[Your instructions] Copy out each line below exactly as it appears.

[Data extract]
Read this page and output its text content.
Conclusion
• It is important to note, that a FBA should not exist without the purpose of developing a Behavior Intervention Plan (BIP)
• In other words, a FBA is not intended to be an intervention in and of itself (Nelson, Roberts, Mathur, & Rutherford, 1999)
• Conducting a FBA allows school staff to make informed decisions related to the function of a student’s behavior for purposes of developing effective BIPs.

[Finished exercise]
Read this page and output its text content.
Conclusion
• It is important to note, that a FBA should not exist without the purpose of developing a Behavior Intervention Plan (BIP)
• In other words, a FBA is not intended to be an intervention in and of itself (Nelson, Roberts, Mathur, & Rutherford, 1999)
• Conducting a FBA allows school staff to make informed decisions related to the function of a student’s behavior for purposes of developing effective BIPs.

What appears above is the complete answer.